Dataset excerpts -
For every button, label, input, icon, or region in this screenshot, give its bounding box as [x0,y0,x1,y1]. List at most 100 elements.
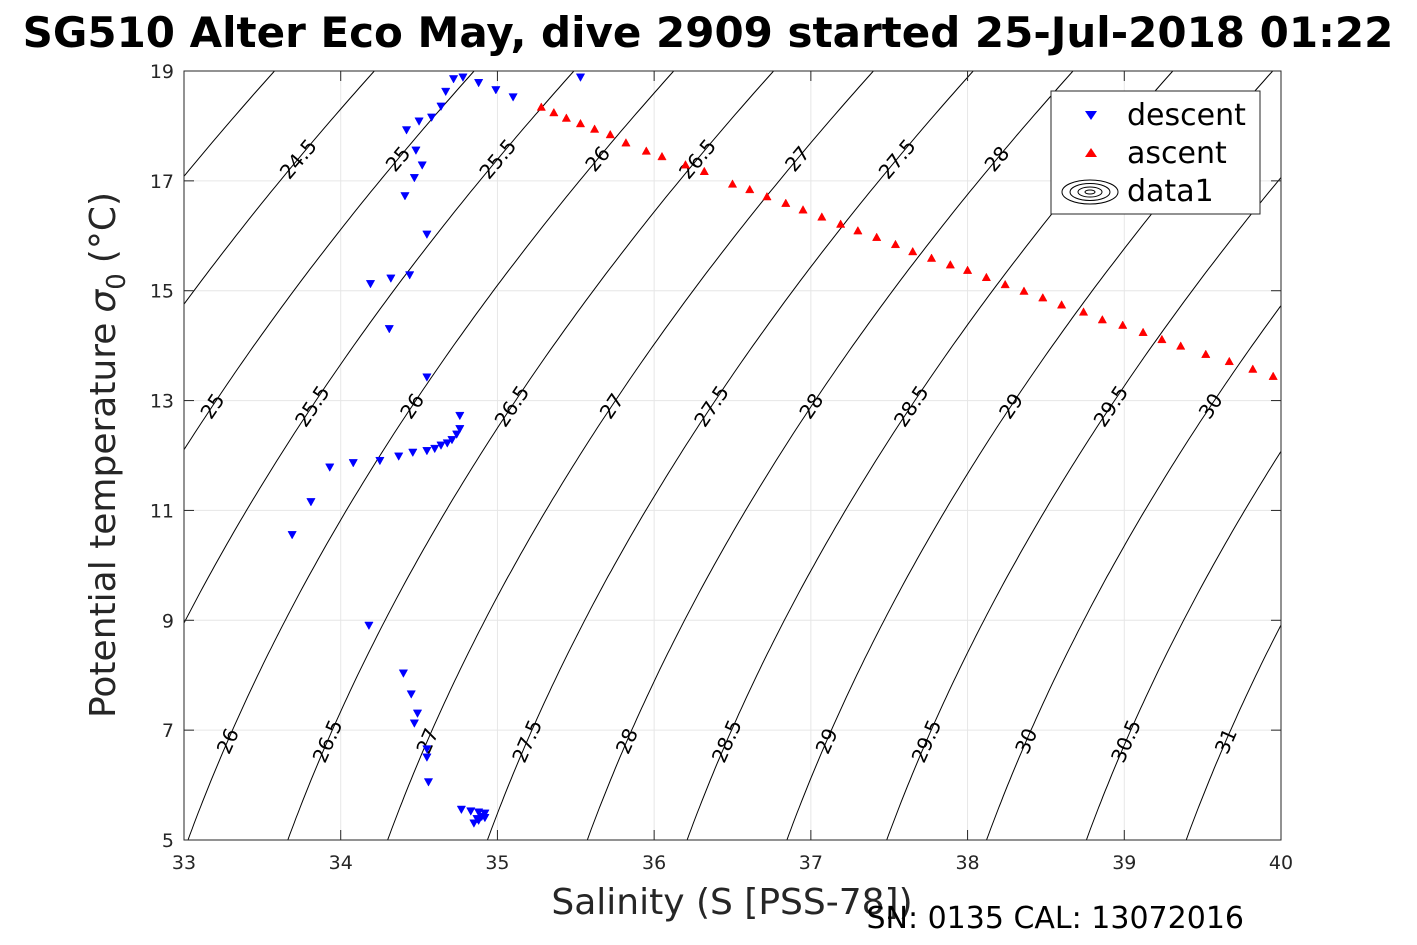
ascent-point [836,219,846,228]
descent-point [422,753,432,762]
ascent-point [890,239,901,249]
descent-point [375,456,385,466]
descent-point [441,87,451,97]
descent-point [508,93,518,102]
isopycnal-line [1185,623,1281,840]
ascent-point [926,253,937,262]
instrument-footer: SN: 0135 CAL: 13072016 [866,901,1244,936]
y-tick-label: 19 [150,61,174,83]
ascent-point [549,107,559,117]
y-axis-label-text: Potential temperature [83,323,124,718]
axes-box [183,70,1282,841]
descent-point [473,808,484,817]
descent-point [473,79,484,88]
descent-point [458,73,468,82]
isopycnal-line [586,71,1074,840]
isopycnal-line [1085,450,1281,840]
descent-point [491,86,501,95]
ascent-point [781,198,791,207]
ascent-point [1078,307,1089,316]
legend-descent-marker [1085,111,1097,120]
descent-point [412,709,423,718]
ascent-point [962,265,973,274]
ascent-point [1097,314,1107,324]
y-tick-label: 11 [150,500,174,522]
descent-point [287,531,297,540]
descent-point [325,463,335,472]
ascent-point [872,232,882,241]
x-tick-label: 35 [485,852,509,874]
ascent-series [536,102,1278,380]
isopycnal-line [287,71,775,840]
descent-point [452,430,462,439]
y-tick-label: 17 [150,171,174,193]
descent-point [422,745,432,754]
descent-point [473,816,484,826]
descent-point [365,280,376,289]
y-tick-label: 5 [162,830,174,852]
isopycnal-line [184,71,475,451]
ascent-point [575,118,586,128]
legend-descent-label: descent [1127,98,1246,133]
descent-point [417,161,427,170]
ascent-point [798,205,808,214]
y-tick-label: 7 [162,720,174,742]
descent-point [455,411,465,421]
descent-point [394,452,404,461]
ascent-point [745,184,755,194]
y-tick-label: 13 [150,391,174,413]
descent-point [436,102,446,111]
x-tick-label: 38 [955,852,979,874]
legend-contour-icon [1061,179,1119,205]
descent-point [480,813,490,823]
ascent-point [680,160,691,169]
descent-point [466,807,476,816]
isopycnal-line [486,71,974,840]
legend-data1-label: data1 [1127,174,1214,209]
isopycnal-line [184,71,575,625]
ascent-point [908,246,918,256]
descent-point [411,146,421,155]
x-tick-label: 40 [1269,852,1293,874]
ascent-point [1118,320,1128,329]
y-axis-label-symbol: σ [83,289,124,313]
ascent-point [605,129,615,139]
ascent-point [1056,300,1067,309]
x-tick-label: 33 [172,852,196,874]
descent-point [409,719,419,728]
y-axis-ticks: 5 7 9 11 13 15 17 19 [150,61,1281,852]
ascent-point [945,260,955,269]
x-tick-label: 37 [799,852,823,874]
descent-point [575,73,586,82]
ascent-point [1268,371,1278,380]
descent-point [386,274,396,283]
descent-point [422,373,432,382]
descent-point [384,325,394,334]
legend-ascent-marker [1085,148,1097,157]
isopycnal-line [184,71,375,306]
y-axis-label: Potential temperature σ0 (°C) [83,192,132,718]
ascent-point [621,138,631,147]
descent-point [469,819,479,828]
descent-point [306,498,316,507]
chart-title: SG510 Alter Eco May, dive 2909 started 2… [23,8,1394,57]
y-tick-label: 9 [162,610,174,632]
descent-point [422,447,432,456]
descent-point [401,126,412,135]
ascent-point [762,191,772,201]
ascent-point [1224,356,1234,366]
ascent-point [727,179,738,188]
ascent-point [1201,349,1211,358]
x-tick-label: 36 [642,852,666,874]
ascent-point [1176,341,1186,350]
ascent-point [1248,364,1258,373]
descent-point [406,690,416,699]
ascent-point [853,225,863,235]
descent-point [408,448,418,458]
y-axis-label-subscript: 0 [102,273,132,290]
ascent-point [981,272,992,282]
ascent-point [536,102,546,111]
descent-point [426,113,437,122]
descent-point [405,271,415,280]
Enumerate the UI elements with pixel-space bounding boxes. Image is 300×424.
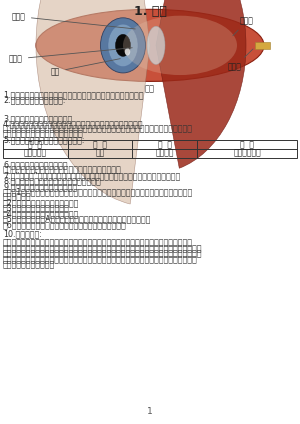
Text: 9.我了解到的预防眼睛疾病的方法:: 9.我了解到的预防眼睛疾病的方法: [3, 182, 80, 191]
Ellipse shape [108, 24, 138, 67]
Text: （3）少接触空调及烟尘环境；: （3）少接触空调及烟尘环境； [3, 204, 70, 212]
Text: 闭上眼睛流泪: 闭上眼睛流泪 [233, 149, 261, 158]
Text: 玻玻体: 玻玻体 [12, 12, 135, 29]
Text: 5.我知道眼睛在不同刺激下的反应是:: 5.我知道眼睛在不同刺激下的反应是: [3, 135, 85, 144]
Ellipse shape [123, 16, 237, 75]
Text: （2）减少使用电脑、手机的时间；: （2）减少使用电脑、手机的时间； [3, 198, 80, 207]
Text: 等进行消毒；: 等进行消毒； [3, 192, 32, 201]
Text: （6）积极参加体质检测，发现眼睛有异常应及时就医等。: （6）积极参加体质检测，发现眼睛有异常应及时就医等。 [3, 220, 127, 229]
Text: 经把信号传给脑，我们就看到了物体。: 经把信号传给脑，我们就看到了物体。 [3, 130, 84, 139]
Wedge shape [156, 0, 246, 168]
Ellipse shape [36, 9, 264, 81]
Text: 晶状体: 晶状体 [9, 48, 132, 64]
Text: 6.（沙眼）是常见的眼睛病。: 6.（沙眼）是常见的眼睛病。 [3, 160, 68, 169]
Bar [3, 140, 297, 158]
Ellipse shape [100, 18, 146, 73]
Text: 10.眼球的结构:: 10.眼球的结构: [3, 230, 42, 239]
Text: 的瞳孔大于远视眼患者。: 的瞳孔大于远视眼患者。 [3, 261, 55, 270]
Text: ，虹膜上平滑肌会收缩，使瞳孔的口径缩小或放大。瞳孔的变化反应非常大，可以控制进入瞳孔: ，虹膜上平滑肌会收缩，使瞳孔的口径缩小或放大。瞳孔的变化反应非常大，可以控制进入… [3, 244, 202, 253]
Text: （4）使用不含防腐剂的人工泪液；: （4）使用不含防腐剂的人工泪液； [3, 209, 79, 218]
Text: 1. 视觉: 1. 视觉 [134, 5, 166, 18]
Text: 2.我知道眼球各部分的名称:: 2.我知道眼球各部分的名称: [3, 95, 65, 104]
Text: 答：沙眼、干眼症、角膜炎、结膜炎、白内障、飞蚊症等: 答：沙眼、干眼症、角膜炎、结膜炎、白内障、飞蚊症等 [3, 165, 122, 174]
Text: 3.眼睛是人体的（视觉器官）。: 3.眼睛是人体的（视觉器官）。 [3, 114, 72, 123]
Text: （瞳孔）是眼睛内虹膜中心的小圆孔，是光线进入眼睛的通道。外界光线强弱度发生变化时: （瞳孔）是眼睛内虹膜中心的小圆孔，是光线进入眼睛的通道。外界光线强弱度发生变化时 [3, 239, 193, 248]
Text: 瞳孔: 瞳孔 [51, 59, 120, 76]
Text: 7.（“红眼病”）传染性很强，患者不要与家人共用毛巾、脸盆等，避免交叉感染。: 7.（“红眼病”）传染性很强，患者不要与家人共用毛巾、脸盆等，避免交叉感染。 [3, 171, 180, 180]
Text: 眼睛的反应: 眼睛的反应 [24, 149, 47, 158]
Text: 风  沙: 风 沙 [158, 140, 172, 149]
Text: 强  光: 强 光 [93, 140, 107, 149]
Text: 答：物体发出的光或反射的光通过瞳孔、晶状体等，会在视网膜上成像，连接视网膜的视神: 答：物体发出的光或反射的光通过瞳孔、晶状体等，会在视网膜上成像，连接视网膜的视神 [3, 125, 193, 134]
Text: 刺  激: 刺 激 [28, 140, 42, 149]
Text: 8.（沙眼症）常见的症状是眼睛存在异物感。: 8.（沙眼症）常见的症状是眼睛存在异物感。 [3, 176, 101, 185]
Ellipse shape [147, 26, 165, 64]
Text: 答：（1）眼睛疾病患者不要与家人共用毛巾、脸盆，避免交叉感染，并及时对毛巾、脸盆: 答：（1）眼睛疾病患者不要与家人共用毛巾、脸盆，避免交叉感染，并及时对毛巾、脸盆 [3, 187, 193, 196]
Text: 4.人的视觉是怎样产生的？（我们是如何通过眼睛看到物体的？）: 4.人的视觉是怎样产生的？（我们是如何通过眼睛看到物体的？） [3, 120, 143, 128]
Text: 眨眼: 眨眼 [95, 149, 105, 158]
Ellipse shape [125, 48, 130, 56]
Text: 1: 1 [147, 407, 153, 416]
Text: 闭上眼睛: 闭上眼睛 [155, 149, 174, 158]
Text: （5）食用含维生素A丰富的食物，如牛奶、鸡蛋含胡萝卜素的蔬菜；: （5）食用含维生素A丰富的食物，如牛奶、鸡蛋含胡萝卜素的蔬菜； [3, 215, 152, 223]
Text: 视神经: 视神经 [228, 49, 253, 71]
Text: 眼球: 眼球 [145, 85, 155, 94]
Text: 气  味: 气 味 [240, 140, 254, 149]
Text: 视网膜: 视网膜 [233, 16, 254, 36]
Wedge shape [36, 0, 150, 204]
Ellipse shape [116, 34, 130, 56]
Bar [255, 42, 270, 49]
Text: 的光量，瞳孔的大小取了能光线的强弱变化并，还与年龄大小、阳光、生理状态等因素有关，一: 的光量，瞳孔的大小取了能光线的强弱变化并，还与年龄大小、阳光、生理状态等因素有关… [3, 250, 202, 259]
Text: 1.我们可以用眼睛（感知光线，判断物体大小、形状、颜色）等。: 1.我们可以用眼睛（感知光线，判断物体大小、形状、颜色）等。 [3, 90, 143, 99]
Text: 般来说，老年人瞳孔小，幼儿至成年人的瞳孔较大，尤其在人青春期时瞳孔最大。近视眼患者: 般来说，老年人瞳孔小，幼儿至成年人的瞳孔较大，尤其在人青春期时瞳孔最大。近视眼患… [3, 255, 198, 264]
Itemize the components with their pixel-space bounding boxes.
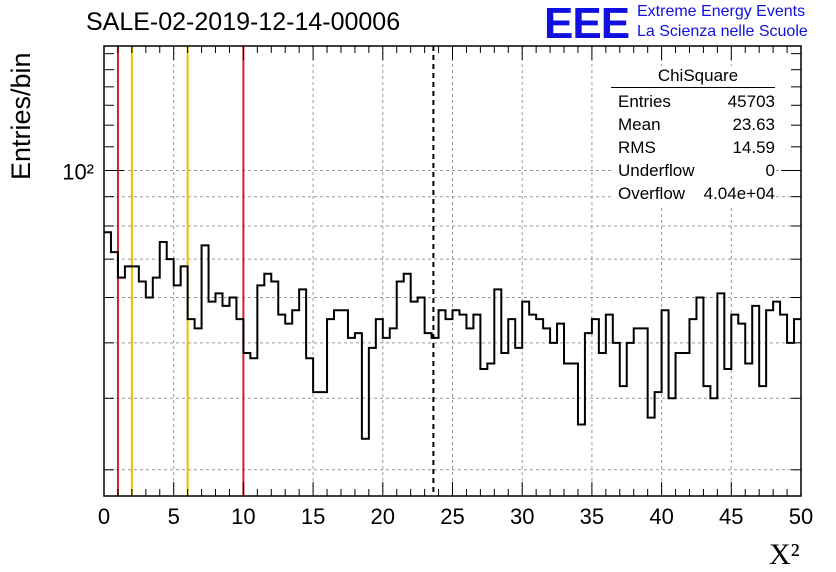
stats-title: ChiSquare: [657, 66, 739, 85]
stats-label: Underflow: [618, 161, 695, 180]
stats-row: Overflow 4.04e+04: [611, 182, 775, 205]
x-tick-label: 45: [719, 504, 743, 529]
stats-row: Entries 45703: [611, 90, 775, 113]
logo-caption-line2: La Scienza nelle Scuole: [637, 23, 808, 40]
stats-label: Mean: [618, 115, 661, 134]
x-tick-label: 0: [98, 504, 110, 529]
stats-value: 0: [765, 161, 775, 180]
axis-ticks: [103, 46, 802, 496]
x-tick-label: 40: [649, 504, 673, 529]
x-tick-label: 5: [168, 504, 180, 529]
y-tick-label: 10²: [62, 159, 94, 184]
y-axis-label: Entries/bin: [6, 52, 36, 180]
histogram-series: [104, 231, 801, 440]
stats-label: Entries: [618, 92, 671, 111]
x-tick-labels: 0 5 10 15 20 25 30 35 40 45 50: [98, 504, 813, 529]
x-tick-label: 35: [580, 504, 604, 529]
stats-value: 14.59: [732, 138, 775, 157]
x-axis-label: X²: [769, 538, 800, 571]
x-tick-label: 30: [510, 504, 534, 529]
x-tick-label: 10: [231, 504, 255, 529]
grid: [104, 46, 801, 496]
stats-value: 4.04e+04: [703, 184, 775, 203]
stats-label: RMS: [618, 138, 656, 157]
y-tick-labels: 10²: [62, 159, 94, 184]
stats-row: RMS 14.59: [611, 136, 775, 159]
x-tick-label: 25: [440, 504, 464, 529]
stats-divider: [611, 87, 775, 88]
stats-label: Overflow: [618, 184, 686, 203]
stats-row: Underflow 0: [611, 159, 775, 182]
stats-row: Mean 23.63: [611, 113, 775, 136]
reference-lines: [116, 46, 435, 496]
stats-value: 23.63: [732, 115, 775, 134]
chart-title: SALE-02-2019-12-14-00006: [86, 8, 401, 36]
x-tick-label: 20: [371, 504, 395, 529]
stats-value: 45703: [727, 92, 775, 111]
x-tick-label: 15: [301, 504, 325, 529]
logo-caption-line1: Extreme Energy Events: [637, 3, 806, 20]
eee-logo: EEE: [544, 0, 630, 48]
x-tick-label: 50: [789, 504, 813, 529]
stats-box: ChiSquare Entries 45703 Mean 23.63 RMS 14.5…: [611, 66, 775, 205]
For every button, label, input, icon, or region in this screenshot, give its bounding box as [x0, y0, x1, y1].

To be done - Please give everything from the line containing "Text: 9.我了解到的预防眼睛疾病的方法:: 9.我了解到的预防眼睛疾病的方法: [3, 182, 80, 191]" down to the line containing "Ellipse shape [100, 18, 146, 73]" once more, changing "Ellipse" to "Oval" and leaving all else untouched. Include only those lines.

Solution for this problem -
Text: 9.我了解到的预防眼睛疾病的方法:: 9.我了解到的预防眼睛疾病的方法: [3, 182, 80, 191]
Oval shape [108, 24, 138, 67]
Text: （3）少接触空调及烟尘环境；: （3）少接触空调及烟尘环境； [3, 204, 70, 212]
Text: 闭上眼睛流泪: 闭上眼睛流泪 [233, 149, 261, 158]
Text: 玻玻体: 玻玻体 [12, 12, 135, 29]
Text: 5.我知道眼睛在不同刺激下的反应是:: 5.我知道眼睛在不同刺激下的反应是: [3, 135, 85, 144]
Oval shape [123, 16, 237, 75]
Text: （2）减少使用电脑、手机的时间；: （2）减少使用电脑、手机的时间； [3, 198, 80, 207]
Text: 等进行消毒；: 等进行消毒； [3, 192, 32, 201]
Text: （6）积极参加体质检测，发现眼睛有异常应及时就医等。: （6）积极参加体质检测，发现眼睛有异常应及时就医等。 [3, 220, 127, 229]
Text: 经把信号传给脑，我们就看到了物体。: 经把信号传给脑，我们就看到了物体。 [3, 130, 84, 139]
Wedge shape [156, 0, 246, 168]
Oval shape [36, 9, 264, 81]
Text: 晶状体: 晶状体 [9, 48, 132, 64]
Text: 6.（沙眼）是常见的眼睛病。: 6.（沙眼）是常见的眼睛病。 [3, 160, 68, 169]
Bar [3, 140, 297, 158]
Oval shape [100, 18, 146, 73]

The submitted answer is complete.